## Task item
Filter on the word "tétanos": copy each matching line from the listing below.

## Data supplied

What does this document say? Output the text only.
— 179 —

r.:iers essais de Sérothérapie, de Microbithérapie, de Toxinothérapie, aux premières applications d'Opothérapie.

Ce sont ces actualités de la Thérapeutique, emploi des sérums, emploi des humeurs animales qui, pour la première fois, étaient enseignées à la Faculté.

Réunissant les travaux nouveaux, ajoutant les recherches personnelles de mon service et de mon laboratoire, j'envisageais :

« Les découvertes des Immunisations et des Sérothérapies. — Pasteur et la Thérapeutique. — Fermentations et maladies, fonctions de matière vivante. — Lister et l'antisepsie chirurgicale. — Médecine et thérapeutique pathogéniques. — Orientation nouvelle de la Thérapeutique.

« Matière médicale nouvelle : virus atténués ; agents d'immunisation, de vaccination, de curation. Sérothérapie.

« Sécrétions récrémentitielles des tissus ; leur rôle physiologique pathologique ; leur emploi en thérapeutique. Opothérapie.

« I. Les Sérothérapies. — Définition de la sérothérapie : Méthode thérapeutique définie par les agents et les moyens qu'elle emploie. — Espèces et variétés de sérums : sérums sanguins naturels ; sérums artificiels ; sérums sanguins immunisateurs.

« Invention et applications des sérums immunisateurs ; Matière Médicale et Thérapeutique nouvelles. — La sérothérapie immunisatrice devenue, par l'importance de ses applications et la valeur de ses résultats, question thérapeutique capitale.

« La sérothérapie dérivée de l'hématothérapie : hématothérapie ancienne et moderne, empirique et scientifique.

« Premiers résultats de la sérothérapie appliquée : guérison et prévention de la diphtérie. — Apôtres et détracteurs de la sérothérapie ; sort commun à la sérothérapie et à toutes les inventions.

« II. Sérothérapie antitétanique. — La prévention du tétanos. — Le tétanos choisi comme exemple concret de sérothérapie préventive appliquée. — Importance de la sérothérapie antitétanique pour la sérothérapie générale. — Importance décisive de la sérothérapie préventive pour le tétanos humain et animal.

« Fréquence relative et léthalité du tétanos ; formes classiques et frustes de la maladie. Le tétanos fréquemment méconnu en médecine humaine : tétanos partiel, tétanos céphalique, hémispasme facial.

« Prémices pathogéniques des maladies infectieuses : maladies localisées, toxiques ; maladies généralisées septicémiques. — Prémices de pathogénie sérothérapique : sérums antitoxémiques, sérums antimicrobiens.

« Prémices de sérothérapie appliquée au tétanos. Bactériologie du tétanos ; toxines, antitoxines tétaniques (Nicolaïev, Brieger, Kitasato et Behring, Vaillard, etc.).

## The completed task
« II. Sérothérapie antitétanique. — La prévention du tétanos. — Le tétanos choisi comme exemple concret de sérothérapie préventive appliquée. — Importance de la sérothérapie antitétanique pour la sérothérapie générale. — Importance décisive de la sérothérapie préventive pour le tétanos humain et animal.
« Fréquence relative et léthalité du tétanos ; formes classiques et frustes de la maladie. Le tétanos fréquemment méconnu en médecine humaine : tétanos partiel, tétanos céphalique, hémispasme facial.
« Prémices de sérothérapie appliquée au tétanos. Bactériologie du tétanos ; toxines, antitoxines tétaniques (Nicolaïev, Brieger, Kitasato et Behring, Vaillard, etc.).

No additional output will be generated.